Job.
Return a copy of every line in the records that includes the word "água".

[Dataset excerpt]
___
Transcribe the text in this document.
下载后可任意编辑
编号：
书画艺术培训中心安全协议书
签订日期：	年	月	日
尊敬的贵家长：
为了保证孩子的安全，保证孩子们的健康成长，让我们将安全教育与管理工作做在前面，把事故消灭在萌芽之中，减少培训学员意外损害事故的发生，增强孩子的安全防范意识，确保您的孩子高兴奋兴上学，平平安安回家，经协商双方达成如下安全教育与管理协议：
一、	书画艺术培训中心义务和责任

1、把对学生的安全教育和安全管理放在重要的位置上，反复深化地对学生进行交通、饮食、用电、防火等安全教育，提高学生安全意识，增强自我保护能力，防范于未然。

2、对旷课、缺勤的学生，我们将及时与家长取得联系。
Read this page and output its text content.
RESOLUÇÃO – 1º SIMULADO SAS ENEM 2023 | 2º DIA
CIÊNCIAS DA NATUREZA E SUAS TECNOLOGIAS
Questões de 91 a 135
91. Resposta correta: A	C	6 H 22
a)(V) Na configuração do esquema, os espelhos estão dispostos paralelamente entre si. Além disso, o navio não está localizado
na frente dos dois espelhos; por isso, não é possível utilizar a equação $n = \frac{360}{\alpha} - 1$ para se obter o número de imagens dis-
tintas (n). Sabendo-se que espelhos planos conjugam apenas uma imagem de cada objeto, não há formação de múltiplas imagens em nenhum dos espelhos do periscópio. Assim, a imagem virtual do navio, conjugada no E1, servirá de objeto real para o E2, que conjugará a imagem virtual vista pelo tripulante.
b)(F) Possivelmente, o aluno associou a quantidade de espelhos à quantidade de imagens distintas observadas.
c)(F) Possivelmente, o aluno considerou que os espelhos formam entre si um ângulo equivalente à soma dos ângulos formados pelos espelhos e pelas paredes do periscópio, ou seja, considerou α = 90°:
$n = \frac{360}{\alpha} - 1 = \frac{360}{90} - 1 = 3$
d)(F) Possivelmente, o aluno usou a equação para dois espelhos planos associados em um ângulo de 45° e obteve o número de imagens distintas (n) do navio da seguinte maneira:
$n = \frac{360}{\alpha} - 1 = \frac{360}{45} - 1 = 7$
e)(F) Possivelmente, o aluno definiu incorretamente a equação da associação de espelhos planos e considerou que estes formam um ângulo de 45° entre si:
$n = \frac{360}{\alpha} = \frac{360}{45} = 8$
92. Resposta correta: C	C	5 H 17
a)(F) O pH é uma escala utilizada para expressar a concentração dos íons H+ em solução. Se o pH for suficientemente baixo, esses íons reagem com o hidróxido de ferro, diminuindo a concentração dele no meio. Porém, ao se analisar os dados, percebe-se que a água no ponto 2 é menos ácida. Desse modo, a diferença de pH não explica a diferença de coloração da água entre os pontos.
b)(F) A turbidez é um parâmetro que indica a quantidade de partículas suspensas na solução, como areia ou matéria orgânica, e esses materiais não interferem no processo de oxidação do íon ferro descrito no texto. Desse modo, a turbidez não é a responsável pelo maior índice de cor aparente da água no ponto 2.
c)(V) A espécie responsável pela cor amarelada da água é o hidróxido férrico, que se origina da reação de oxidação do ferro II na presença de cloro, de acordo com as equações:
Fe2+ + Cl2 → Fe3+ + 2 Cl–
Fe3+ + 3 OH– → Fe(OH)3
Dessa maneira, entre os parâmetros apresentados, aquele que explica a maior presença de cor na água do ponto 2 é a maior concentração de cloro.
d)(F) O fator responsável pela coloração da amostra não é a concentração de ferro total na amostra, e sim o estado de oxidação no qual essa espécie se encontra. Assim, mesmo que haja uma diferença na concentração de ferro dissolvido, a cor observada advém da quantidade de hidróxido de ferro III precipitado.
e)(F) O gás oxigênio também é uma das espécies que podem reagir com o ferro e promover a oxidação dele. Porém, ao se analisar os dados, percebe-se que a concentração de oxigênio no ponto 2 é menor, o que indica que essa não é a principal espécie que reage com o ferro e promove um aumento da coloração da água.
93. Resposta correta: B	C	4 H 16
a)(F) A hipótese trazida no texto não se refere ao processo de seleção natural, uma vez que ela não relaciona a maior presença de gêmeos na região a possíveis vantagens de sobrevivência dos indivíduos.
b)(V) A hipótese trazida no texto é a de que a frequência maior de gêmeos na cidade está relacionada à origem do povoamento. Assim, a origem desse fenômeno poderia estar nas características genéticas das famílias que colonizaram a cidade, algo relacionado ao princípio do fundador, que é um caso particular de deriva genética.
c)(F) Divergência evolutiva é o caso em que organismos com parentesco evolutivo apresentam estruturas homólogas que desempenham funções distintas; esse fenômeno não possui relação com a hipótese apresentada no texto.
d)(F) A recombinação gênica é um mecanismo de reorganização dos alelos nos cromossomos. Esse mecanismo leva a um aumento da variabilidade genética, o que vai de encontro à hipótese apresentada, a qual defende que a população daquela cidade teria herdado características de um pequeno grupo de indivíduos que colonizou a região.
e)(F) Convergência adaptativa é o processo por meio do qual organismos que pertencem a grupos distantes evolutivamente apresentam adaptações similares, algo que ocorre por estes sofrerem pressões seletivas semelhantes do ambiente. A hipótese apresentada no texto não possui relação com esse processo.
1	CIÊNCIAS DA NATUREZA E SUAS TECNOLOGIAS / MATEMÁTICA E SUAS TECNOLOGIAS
___
Expected answer.
a)(F) O pH é uma escala utilizada para expressar a concentração dos íons H+ em solução. Se o pH for suficientemente baixo, esses íons reagem com o hidróxido de ferro, diminuindo a concentração dele no meio. Porém, ao se analisar os dados, percebe-se que a água no ponto 2 é menos ácida. Desse modo, a diferença de pH não explica a diferença de coloração da água entre os pontos.
b)(F) A turbidez é um parâmetro que indica a quantidade de partículas suspensas na solução, como areia ou matéria orgânica, e esses materiais não interferem no processo de oxidação do íon ferro descrito no texto. Desse modo, a turbidez não é a responsável pelo maior índice de cor aparente da água no ponto 2.
c)(V) A espécie responsável pela cor amarelada da água é o hidróxido férrico, que se origina da reação de oxidação do ferro II na presença de cloro, de acordo com as equações:
Dessa maneira, entre os parâmetros apresentados, aquele que explica a maior presença de cor na água do ponto 2 é a maior concentração de cloro.
e)(F) O gás oxigênio também é uma das espécies que podem reagir com o ferro e promover a oxidação dele. Porém, ao se analisar os dados, percebe-se que a concentração de oxigênio no ponto 2 é menor, o que indica que essa não é a principal espécie que reage com o ferro e promove um aumento da coloração da água.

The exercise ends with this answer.